● **Objective**
Tally the lines in the data that follows that include the word "Investment", and report nothing but the total.

● **Data records**
★ ★ ★ ★ ★

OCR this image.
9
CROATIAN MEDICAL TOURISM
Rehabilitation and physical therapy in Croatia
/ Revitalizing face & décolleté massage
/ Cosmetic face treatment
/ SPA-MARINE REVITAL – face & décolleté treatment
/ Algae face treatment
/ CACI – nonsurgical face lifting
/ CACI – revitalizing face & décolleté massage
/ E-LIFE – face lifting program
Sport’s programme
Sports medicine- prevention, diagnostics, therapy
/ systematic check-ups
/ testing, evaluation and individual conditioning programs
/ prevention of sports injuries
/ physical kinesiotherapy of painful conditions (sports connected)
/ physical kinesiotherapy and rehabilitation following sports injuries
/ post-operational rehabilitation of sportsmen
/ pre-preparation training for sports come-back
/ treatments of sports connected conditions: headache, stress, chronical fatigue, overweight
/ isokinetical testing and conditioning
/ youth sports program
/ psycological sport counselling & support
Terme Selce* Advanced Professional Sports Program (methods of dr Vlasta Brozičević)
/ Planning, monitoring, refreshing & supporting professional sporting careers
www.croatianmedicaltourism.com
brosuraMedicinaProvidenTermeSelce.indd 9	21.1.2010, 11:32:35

★ ★ ★ ★ ★

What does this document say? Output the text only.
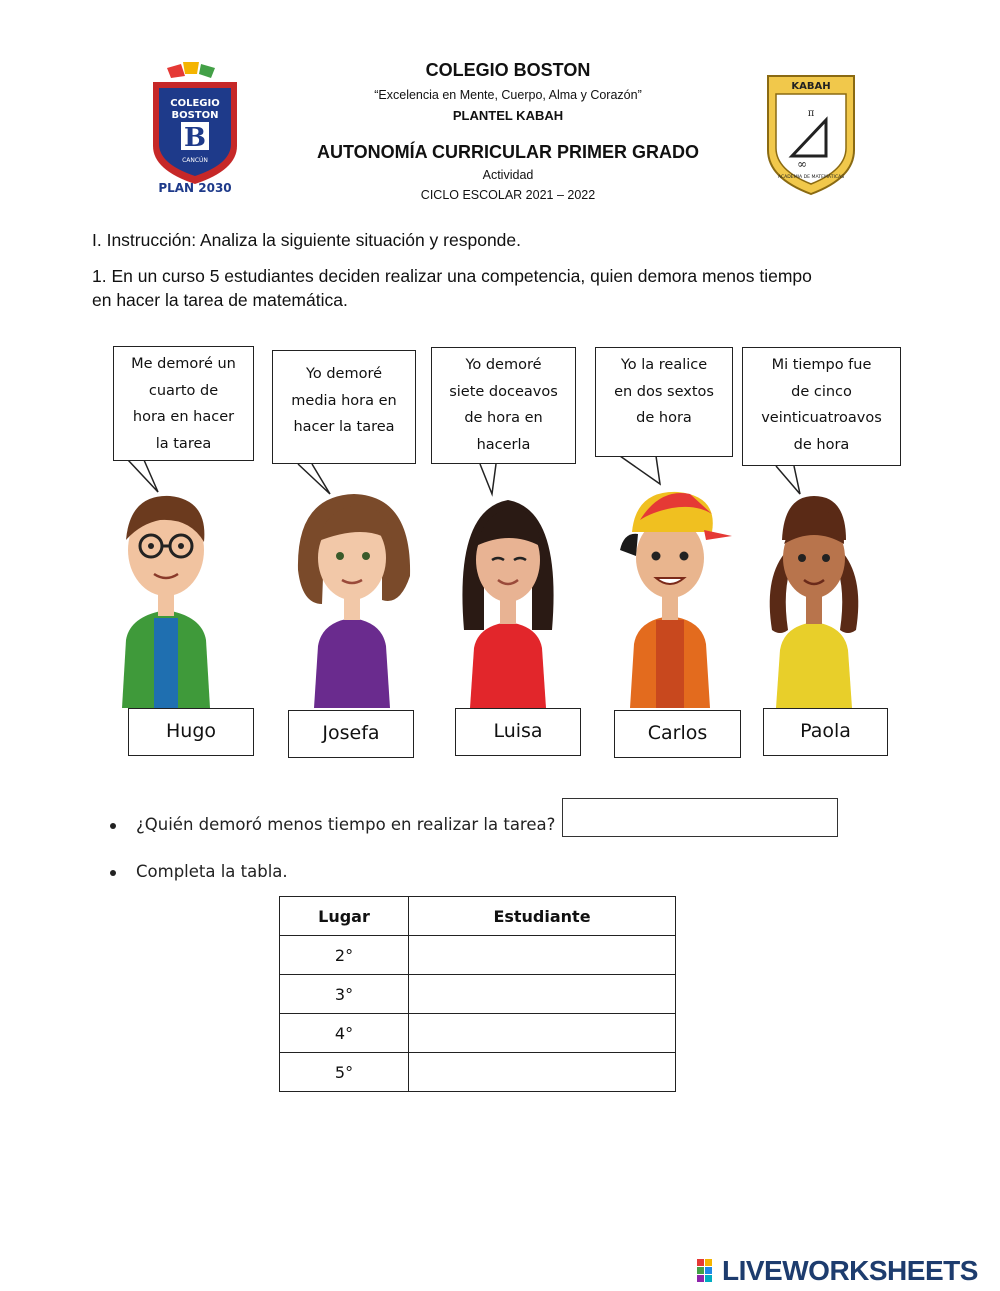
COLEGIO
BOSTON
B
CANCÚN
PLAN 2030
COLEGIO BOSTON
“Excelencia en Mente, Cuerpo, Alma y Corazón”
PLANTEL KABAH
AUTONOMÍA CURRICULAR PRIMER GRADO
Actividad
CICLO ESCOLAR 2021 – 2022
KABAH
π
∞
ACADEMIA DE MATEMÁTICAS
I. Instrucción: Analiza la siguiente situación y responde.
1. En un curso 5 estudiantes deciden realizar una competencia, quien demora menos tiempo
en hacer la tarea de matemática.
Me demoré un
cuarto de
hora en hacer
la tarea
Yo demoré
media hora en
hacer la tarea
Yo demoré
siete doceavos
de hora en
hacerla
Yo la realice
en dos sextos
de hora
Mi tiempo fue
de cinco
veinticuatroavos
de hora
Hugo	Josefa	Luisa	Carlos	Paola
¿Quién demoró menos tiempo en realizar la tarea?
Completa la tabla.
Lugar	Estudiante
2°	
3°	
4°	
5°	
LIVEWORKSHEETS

★ ★ ★ ★ ★

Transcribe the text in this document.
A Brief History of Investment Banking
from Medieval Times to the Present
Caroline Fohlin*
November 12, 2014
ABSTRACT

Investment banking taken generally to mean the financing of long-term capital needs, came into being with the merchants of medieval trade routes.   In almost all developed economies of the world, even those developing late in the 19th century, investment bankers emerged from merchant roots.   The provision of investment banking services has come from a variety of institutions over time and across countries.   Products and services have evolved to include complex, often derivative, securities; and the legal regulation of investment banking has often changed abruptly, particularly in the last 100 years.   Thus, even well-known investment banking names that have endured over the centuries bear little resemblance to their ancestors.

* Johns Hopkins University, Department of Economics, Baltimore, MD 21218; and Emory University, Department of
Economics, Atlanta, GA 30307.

★ ★ ★ ★ ★

● **Final result**
2